#### PROBLEM
Copy out each line of the data holding "separator".

Rows from a dataset:

:::

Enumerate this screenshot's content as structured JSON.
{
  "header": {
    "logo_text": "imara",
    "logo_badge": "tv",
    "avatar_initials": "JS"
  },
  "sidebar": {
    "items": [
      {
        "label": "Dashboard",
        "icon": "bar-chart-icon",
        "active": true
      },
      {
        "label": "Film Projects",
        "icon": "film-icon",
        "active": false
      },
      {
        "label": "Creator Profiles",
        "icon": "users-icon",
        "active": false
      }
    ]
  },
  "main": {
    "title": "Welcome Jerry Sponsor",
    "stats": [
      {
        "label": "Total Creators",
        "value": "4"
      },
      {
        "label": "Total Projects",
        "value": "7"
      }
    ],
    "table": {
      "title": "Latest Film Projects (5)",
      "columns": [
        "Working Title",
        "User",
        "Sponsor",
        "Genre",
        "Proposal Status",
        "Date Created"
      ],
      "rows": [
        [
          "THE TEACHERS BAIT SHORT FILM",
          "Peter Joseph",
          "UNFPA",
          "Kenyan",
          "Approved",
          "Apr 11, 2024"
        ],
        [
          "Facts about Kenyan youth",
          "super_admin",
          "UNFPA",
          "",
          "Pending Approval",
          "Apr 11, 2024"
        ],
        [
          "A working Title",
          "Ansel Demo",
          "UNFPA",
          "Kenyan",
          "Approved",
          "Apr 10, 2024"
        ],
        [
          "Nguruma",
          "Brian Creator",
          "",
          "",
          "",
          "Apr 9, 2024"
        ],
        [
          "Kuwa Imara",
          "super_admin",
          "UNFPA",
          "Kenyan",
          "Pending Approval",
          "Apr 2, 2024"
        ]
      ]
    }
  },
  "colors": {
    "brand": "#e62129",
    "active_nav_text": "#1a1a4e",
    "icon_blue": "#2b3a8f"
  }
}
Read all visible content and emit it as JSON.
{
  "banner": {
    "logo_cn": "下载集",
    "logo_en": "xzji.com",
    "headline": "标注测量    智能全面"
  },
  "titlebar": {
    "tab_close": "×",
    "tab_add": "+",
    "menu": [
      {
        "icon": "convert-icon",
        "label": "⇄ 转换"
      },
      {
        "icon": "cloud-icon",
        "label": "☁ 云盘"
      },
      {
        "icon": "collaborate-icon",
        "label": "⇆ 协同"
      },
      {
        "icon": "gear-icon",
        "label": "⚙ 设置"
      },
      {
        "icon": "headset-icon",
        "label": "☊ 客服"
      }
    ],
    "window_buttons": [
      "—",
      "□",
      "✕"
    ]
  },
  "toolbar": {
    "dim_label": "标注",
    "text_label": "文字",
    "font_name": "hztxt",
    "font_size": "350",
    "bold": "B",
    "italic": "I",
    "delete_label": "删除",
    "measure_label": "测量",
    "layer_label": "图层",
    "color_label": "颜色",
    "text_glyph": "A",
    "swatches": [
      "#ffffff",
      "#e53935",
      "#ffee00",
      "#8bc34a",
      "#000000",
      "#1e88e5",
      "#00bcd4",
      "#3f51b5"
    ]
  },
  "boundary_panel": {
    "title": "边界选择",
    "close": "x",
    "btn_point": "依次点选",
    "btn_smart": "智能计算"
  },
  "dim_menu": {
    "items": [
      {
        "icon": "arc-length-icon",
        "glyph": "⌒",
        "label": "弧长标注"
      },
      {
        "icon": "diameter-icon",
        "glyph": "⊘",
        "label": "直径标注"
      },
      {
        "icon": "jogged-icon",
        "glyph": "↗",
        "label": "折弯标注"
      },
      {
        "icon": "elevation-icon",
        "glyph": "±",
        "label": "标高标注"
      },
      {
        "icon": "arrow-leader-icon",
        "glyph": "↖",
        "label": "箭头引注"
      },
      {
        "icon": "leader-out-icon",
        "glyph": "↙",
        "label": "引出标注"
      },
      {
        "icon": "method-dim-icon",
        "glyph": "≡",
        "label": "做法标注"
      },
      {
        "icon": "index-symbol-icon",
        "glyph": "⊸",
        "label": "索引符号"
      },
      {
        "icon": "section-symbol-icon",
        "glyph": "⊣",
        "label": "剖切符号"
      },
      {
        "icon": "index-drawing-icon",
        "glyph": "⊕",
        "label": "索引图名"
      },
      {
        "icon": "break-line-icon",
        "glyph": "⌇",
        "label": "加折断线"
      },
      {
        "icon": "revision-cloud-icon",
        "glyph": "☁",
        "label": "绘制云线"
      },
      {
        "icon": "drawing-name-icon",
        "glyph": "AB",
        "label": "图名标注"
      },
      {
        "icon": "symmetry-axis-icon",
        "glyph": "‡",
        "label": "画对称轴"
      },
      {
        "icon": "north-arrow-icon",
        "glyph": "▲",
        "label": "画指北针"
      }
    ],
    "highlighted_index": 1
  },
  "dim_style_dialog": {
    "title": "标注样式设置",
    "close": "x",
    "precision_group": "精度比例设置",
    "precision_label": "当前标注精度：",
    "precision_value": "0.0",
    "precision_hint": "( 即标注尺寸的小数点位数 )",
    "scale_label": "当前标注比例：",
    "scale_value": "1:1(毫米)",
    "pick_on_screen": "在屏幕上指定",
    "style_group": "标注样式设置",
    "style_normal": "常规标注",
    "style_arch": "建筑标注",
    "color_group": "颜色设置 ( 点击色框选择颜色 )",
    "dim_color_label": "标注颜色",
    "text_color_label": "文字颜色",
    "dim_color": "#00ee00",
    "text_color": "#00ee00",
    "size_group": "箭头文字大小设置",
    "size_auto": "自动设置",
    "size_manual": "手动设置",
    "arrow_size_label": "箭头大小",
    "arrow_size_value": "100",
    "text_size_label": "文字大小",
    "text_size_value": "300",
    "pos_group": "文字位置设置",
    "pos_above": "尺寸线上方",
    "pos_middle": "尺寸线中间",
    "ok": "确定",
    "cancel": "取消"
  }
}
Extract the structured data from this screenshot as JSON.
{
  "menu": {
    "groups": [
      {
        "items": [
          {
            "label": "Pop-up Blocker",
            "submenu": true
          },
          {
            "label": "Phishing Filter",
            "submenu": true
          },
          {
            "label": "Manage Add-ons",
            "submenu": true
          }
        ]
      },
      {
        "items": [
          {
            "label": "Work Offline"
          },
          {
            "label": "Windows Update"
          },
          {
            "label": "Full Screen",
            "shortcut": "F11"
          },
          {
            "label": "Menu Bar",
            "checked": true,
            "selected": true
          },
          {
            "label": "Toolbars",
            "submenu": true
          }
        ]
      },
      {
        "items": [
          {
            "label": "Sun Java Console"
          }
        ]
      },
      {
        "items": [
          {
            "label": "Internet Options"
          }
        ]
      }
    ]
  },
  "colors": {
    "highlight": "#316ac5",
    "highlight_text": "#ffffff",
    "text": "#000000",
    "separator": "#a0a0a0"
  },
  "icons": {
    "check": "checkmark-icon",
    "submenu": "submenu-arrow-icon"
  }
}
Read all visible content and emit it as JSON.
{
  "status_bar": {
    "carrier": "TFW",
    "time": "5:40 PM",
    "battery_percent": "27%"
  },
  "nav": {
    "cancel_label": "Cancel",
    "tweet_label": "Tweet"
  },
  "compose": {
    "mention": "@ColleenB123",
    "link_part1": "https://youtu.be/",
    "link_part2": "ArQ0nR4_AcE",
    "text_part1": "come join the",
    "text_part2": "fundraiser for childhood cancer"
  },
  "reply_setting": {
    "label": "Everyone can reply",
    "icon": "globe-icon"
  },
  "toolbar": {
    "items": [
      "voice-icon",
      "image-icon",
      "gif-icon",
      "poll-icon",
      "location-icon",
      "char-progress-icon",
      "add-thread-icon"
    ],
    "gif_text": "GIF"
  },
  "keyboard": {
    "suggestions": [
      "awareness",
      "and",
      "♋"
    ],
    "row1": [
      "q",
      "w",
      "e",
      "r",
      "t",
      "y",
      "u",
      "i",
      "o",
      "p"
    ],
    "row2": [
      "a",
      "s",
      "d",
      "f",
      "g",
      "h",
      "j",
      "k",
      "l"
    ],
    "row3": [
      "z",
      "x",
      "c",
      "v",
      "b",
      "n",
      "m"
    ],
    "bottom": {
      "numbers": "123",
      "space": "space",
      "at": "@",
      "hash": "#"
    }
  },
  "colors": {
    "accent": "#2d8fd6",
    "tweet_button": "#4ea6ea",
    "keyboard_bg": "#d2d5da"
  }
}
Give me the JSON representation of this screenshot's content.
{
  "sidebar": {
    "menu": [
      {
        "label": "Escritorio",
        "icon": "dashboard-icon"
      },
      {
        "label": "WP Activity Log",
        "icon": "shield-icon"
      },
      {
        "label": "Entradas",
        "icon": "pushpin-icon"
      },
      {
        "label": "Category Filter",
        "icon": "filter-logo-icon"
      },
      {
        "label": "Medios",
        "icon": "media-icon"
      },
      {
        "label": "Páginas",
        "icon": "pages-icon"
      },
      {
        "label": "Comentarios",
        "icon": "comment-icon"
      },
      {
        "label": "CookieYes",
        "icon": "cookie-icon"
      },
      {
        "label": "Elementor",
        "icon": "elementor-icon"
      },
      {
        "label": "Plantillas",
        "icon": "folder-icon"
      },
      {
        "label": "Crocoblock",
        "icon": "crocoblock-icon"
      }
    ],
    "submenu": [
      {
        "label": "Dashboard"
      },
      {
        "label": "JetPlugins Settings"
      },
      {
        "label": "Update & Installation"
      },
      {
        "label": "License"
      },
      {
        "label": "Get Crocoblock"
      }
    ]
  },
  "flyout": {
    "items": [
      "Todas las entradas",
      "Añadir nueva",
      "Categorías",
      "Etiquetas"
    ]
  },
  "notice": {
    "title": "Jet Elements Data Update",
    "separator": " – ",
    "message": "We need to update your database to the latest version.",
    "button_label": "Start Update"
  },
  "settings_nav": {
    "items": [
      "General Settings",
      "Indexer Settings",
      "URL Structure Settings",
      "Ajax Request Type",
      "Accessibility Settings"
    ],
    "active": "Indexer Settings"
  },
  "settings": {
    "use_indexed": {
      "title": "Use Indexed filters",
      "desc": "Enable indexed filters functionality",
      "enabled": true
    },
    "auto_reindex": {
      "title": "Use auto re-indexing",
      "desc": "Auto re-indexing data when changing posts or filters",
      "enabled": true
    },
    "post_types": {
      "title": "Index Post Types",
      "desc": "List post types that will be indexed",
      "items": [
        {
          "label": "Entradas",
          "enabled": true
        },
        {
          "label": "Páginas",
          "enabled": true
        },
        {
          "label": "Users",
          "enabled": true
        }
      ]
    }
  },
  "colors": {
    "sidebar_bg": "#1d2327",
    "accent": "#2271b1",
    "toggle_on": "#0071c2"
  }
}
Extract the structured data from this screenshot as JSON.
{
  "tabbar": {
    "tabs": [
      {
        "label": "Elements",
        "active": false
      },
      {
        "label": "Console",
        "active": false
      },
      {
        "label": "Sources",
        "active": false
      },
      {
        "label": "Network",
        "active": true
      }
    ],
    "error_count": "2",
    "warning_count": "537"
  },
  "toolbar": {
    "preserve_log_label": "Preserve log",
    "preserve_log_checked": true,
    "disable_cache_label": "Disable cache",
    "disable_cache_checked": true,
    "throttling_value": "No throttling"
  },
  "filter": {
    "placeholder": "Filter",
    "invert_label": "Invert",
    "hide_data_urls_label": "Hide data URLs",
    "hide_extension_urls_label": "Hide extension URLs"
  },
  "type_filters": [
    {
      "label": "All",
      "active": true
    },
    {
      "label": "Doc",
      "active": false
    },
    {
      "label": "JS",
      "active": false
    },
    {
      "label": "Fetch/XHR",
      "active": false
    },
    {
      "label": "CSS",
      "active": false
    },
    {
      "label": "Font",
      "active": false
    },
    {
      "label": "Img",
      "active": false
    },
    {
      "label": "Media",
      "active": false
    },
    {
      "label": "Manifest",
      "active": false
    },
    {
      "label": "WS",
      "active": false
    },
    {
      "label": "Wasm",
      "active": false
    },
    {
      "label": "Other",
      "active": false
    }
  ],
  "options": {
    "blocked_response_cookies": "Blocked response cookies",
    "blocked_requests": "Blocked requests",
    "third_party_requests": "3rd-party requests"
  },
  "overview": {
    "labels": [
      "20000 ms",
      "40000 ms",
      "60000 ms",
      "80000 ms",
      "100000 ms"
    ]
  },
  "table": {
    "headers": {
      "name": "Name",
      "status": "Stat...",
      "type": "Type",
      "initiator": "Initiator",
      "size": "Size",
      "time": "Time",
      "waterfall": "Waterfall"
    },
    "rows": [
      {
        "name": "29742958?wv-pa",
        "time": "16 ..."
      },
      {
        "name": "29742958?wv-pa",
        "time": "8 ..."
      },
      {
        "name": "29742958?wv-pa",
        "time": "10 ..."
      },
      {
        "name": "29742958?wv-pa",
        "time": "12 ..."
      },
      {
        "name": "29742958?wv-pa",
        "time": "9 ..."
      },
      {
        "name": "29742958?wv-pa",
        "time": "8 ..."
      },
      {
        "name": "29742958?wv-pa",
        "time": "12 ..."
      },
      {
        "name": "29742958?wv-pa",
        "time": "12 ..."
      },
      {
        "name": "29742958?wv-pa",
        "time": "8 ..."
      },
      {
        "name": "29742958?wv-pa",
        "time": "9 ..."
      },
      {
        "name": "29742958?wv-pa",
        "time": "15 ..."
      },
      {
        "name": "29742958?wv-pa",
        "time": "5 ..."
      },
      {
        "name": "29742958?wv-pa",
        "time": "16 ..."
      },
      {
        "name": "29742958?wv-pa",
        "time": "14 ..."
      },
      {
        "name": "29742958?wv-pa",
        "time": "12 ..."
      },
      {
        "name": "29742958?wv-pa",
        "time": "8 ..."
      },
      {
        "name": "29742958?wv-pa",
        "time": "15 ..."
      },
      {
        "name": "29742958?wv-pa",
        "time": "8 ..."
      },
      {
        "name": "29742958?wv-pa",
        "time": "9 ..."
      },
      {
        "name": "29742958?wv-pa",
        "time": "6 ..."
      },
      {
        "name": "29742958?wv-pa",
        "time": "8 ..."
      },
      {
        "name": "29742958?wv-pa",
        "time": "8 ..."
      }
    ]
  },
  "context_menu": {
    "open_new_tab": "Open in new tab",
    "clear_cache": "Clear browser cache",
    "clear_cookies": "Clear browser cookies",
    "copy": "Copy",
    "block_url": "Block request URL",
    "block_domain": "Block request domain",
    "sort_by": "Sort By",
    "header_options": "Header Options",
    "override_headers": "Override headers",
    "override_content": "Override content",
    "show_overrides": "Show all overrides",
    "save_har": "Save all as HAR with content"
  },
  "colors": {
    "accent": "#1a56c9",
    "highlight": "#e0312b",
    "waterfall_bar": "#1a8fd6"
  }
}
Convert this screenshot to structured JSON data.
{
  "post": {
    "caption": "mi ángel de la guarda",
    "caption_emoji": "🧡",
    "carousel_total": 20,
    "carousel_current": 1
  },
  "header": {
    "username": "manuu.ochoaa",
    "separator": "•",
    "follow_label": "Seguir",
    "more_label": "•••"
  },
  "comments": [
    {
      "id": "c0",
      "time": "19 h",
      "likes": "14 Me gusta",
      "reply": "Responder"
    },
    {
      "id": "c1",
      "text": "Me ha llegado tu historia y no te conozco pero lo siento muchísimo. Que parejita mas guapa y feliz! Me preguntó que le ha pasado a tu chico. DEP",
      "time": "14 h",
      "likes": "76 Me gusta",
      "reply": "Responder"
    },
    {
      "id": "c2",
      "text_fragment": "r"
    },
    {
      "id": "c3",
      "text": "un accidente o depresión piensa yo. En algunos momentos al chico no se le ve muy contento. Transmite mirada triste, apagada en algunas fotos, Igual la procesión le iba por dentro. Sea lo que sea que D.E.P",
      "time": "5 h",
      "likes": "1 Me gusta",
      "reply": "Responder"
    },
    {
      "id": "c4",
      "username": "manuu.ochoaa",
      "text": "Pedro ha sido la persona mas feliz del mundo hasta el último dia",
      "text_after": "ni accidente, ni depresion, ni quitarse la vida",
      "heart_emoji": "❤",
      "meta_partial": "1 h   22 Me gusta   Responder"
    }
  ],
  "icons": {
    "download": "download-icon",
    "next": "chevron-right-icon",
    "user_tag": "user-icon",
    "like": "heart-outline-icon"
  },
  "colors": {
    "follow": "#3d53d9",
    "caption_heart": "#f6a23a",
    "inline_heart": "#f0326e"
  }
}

:::

#### RESPONSE FOR THIS EXERCISE
    "separator": "#a0a0a0"
    "separator": " – ",
    "separator": "•",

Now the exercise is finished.